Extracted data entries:
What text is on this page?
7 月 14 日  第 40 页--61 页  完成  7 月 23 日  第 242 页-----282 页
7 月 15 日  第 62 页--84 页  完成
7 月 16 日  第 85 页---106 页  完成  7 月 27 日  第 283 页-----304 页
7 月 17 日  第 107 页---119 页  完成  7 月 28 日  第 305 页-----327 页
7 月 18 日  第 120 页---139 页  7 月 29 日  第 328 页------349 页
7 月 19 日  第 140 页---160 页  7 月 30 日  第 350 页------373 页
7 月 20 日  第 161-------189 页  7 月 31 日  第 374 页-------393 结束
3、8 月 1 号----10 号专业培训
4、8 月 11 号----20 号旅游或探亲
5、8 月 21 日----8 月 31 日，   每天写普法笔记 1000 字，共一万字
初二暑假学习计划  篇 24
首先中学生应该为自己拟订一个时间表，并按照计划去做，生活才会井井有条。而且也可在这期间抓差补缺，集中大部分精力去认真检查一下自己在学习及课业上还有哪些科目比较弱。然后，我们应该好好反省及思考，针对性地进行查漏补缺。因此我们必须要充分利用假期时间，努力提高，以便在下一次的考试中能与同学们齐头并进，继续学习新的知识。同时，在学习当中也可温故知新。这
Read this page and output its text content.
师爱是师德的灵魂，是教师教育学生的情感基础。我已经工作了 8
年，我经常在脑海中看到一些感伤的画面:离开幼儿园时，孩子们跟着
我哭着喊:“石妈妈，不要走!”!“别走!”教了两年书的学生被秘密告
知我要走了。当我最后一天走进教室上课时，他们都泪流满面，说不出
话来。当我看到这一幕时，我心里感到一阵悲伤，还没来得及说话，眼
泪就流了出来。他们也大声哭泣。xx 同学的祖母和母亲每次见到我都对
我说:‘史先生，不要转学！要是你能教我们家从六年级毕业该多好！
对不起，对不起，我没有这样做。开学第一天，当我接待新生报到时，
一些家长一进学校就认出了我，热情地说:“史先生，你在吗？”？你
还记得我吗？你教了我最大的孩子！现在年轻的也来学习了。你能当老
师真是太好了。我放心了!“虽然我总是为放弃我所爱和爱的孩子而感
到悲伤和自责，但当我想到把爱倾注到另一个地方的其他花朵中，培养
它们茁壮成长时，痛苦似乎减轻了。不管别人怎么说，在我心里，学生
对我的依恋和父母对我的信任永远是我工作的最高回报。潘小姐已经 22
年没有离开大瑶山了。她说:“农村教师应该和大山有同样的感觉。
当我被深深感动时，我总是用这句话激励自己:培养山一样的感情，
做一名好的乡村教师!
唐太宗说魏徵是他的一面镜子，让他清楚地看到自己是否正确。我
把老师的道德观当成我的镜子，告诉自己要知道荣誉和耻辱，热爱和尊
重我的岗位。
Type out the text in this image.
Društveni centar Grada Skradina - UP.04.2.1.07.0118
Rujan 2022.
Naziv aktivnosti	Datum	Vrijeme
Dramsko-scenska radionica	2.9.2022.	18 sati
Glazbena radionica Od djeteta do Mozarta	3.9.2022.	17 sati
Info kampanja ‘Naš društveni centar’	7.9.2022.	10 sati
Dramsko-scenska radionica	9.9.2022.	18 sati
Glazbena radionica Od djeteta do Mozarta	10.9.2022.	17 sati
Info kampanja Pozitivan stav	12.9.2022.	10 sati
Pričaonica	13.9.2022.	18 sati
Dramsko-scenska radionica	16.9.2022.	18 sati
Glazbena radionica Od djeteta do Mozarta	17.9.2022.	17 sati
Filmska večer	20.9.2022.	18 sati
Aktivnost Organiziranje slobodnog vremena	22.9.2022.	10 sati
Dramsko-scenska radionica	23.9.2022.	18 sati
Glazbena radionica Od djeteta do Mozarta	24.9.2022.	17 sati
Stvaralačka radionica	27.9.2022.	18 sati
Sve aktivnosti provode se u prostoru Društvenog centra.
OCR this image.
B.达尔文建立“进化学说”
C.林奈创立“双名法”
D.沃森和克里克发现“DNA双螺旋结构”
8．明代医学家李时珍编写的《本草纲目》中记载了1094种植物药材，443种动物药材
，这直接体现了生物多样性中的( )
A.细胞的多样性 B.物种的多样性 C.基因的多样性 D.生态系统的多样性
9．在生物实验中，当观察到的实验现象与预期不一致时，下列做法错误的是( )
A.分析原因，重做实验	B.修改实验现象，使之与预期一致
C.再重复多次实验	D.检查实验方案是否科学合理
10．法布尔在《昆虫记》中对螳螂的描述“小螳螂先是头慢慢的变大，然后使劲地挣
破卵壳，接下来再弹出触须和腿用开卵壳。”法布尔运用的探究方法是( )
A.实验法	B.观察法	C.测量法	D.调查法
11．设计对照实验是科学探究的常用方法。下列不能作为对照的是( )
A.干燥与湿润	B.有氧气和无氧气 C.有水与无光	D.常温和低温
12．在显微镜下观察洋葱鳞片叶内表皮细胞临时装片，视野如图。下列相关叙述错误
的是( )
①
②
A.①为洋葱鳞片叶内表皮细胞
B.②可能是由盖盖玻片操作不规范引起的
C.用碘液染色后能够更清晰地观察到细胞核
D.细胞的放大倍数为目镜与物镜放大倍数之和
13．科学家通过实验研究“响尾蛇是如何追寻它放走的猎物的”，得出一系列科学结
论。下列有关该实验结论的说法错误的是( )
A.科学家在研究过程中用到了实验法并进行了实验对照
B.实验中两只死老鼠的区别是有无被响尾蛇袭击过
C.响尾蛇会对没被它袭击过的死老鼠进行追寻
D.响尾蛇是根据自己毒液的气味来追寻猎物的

Job: Pull out each record as written and restate it exactly.

The answer:
What text is on this page?
7 月 14 日  第 40 页--61 页  完成  7 月 23 日  第 242 页-----282 页
7 月 15 日  第 62 页--84 页  完成
7 月 16 日  第 85 页---106 页  完成  7 月 27 日  第 283 页-----304 页
7 月 17 日  第 107 页---119 页  完成  7 月 28 日  第 305 页-----327 页
7 月 18 日  第 120 页---139 页  7 月 29 日  第 328 页------349 页
7 月 19 日  第 140 页---160 页  7 月 30 日  第 350 页------373 页
7 月 20 日  第 161-------189 页  7 月 31 日  第 374 页-------393 结束
3、8 月 1 号----10 号专业培训
4、8 月 11 号----20 号旅游或探亲
5、8 月 21 日----8 月 31 日，   每天写普法笔记 1000 字，共一万字
初二暑假学习计划  篇 24
首先中学生应该为自己拟订一个时间表，并按照计划去做，生活才会井井有条。而且也可在这期间抓差补缺，集中大部分精力去认真检查一下自己在学习及课业上还有哪些科目比较弱。然后，我们应该好好反省及思考，针对性地进行查漏补缺。因此我们必须要充分利用假期时间，努力提高，以便在下一次的考试中能与同学们齐头并进，继续学习新的知识。同时，在学习当中也可温故知新。这
Read this page and output its text content.
师爱是师德的灵魂，是教师教育学生的情感基础。我已经工作了 8
年，我经常在脑海中看到一些感伤的画面:离开幼儿园时，孩子们跟着
我哭着喊:“石妈妈，不要走!”!“别走!”教了两年书的学生被秘密告
知我要走了。当我最后一天走进教室上课时，他们都泪流满面，说不出
话来。当我看到这一幕时，我心里感到一阵悲伤，还没来得及说话，眼
泪就流了出来。他们也大声哭泣。xx 同学的祖母和母亲每次见到我都对
我说:‘史先生，不要转学！要是你能教我们家从六年级毕业该多好！
对不起，对不起，我没有这样做。开学第一天，当我接待新生报到时，
一些家长一进学校就认出了我，热情地说:“史先生，你在吗？”？你
还记得我吗？你教了我最大的孩子！现在年轻的也来学习了。你能当老
师真是太好了。我放心了!“虽然我总是为放弃我所爱和爱的孩子而感
到悲伤和自责，但当我想到把爱倾注到另一个地方的其他花朵中，培养
它们茁壮成长时，痛苦似乎减轻了。不管别人怎么说，在我心里，学生
对我的依恋和父母对我的信任永远是我工作的最高回报。潘小姐已经 22
年没有离开大瑶山了。她说:“农村教师应该和大山有同样的感觉。
当我被深深感动时，我总是用这句话激励自己:培养山一样的感情，
做一名好的乡村教师!
唐太宗说魏徵是他的一面镜子，让他清楚地看到自己是否正确。我
把老师的道德观当成我的镜子，告诉自己要知道荣誉和耻辱，热爱和尊
重我的岗位。
Type out the text in this image.
Društveni centar Grada Skradina - UP.04.2.1.07.0118
Rujan 2022.
Naziv aktivnosti	Datum	Vrijeme
Dramsko-scenska radionica	2.9.2022.	18 sati
Glazbena radionica Od djeteta do Mozarta	3.9.2022.	17 sati
Info kampanja ‘Naš društveni centar’	7.9.2022.	10 sati
Dramsko-scenska radionica	9.9.2022.	18 sati
Glazbena radionica Od djeteta do Mozarta	10.9.2022.	17 sati
Info kampanja Pozitivan stav	12.9.2022.	10 sati
Pričaonica	13.9.2022.	18 sati
Dramsko-scenska radionica	16.9.2022.	18 sati
Glazbena radionica Od djeteta do Mozarta	17.9.2022.	17 sati
Filmska večer	20.9.2022.	18 sati
Aktivnost Organiziranje slobodnog vremena	22.9.2022.	10 sati
Dramsko-scenska radionica	23.9.2022.	18 sati
Glazbena radionica Od djeteta do Mozarta	24.9.2022.	17 sati
Stvaralačka radionica	27.9.2022.	18 sati
Sve aktivnosti provode se u prostoru Društvenog centra.
OCR this image.
B.达尔文建立“进化学说”
C.林奈创立“双名法”
D.沃森和克里克发现“DNA双螺旋结构”
8．明代医学家李时珍编写的《本草纲目》中记载了1094种植物药材，443种动物药材
，这直接体现了生物多样性中的( )
A.细胞的多样性 B.物种的多样性 C.基因的多样性 D.生态系统的多样性
9．在生物实验中，当观察到的实验现象与预期不一致时，下列做法错误的是( )
A.分析原因，重做实验	B.修改实验现象，使之与预期一致
C.再重复多次实验	D.检查实验方案是否科学合理
10．法布尔在《昆虫记》中对螳螂的描述“小螳螂先是头慢慢的变大，然后使劲地挣
破卵壳，接下来再弹出触须和腿用开卵壳。”法布尔运用的探究方法是( )
A.实验法	B.观察法	C.测量法	D.调查法
11．设计对照实验是科学探究的常用方法。下列不能作为对照的是( )
A.干燥与湿润	B.有氧气和无氧气 C.有水与无光	D.常温和低温
12．在显微镜下观察洋葱鳞片叶内表皮细胞临时装片，视野如图。下列相关叙述错误
的是( )
①
②
A.①为洋葱鳞片叶内表皮细胞
B.②可能是由盖盖玻片操作不规范引起的
C.用碘液染色后能够更清晰地观察到细胞核
D.细胞的放大倍数为目镜与物镜放大倍数之和
13．科学家通过实验研究“响尾蛇是如何追寻它放走的猎物的”，得出一系列科学结
论。下列有关该实验结论的说法错误的是( )
A.科学家在研究过程中用到了实验法并进行了实验对照
B.实验中两只死老鼠的区别是有无被响尾蛇袭击过
C.响尾蛇会对没被它袭击过的死老鼠进行追寻
D.响尾蛇是根据自己毒液的气味来追寻猎物的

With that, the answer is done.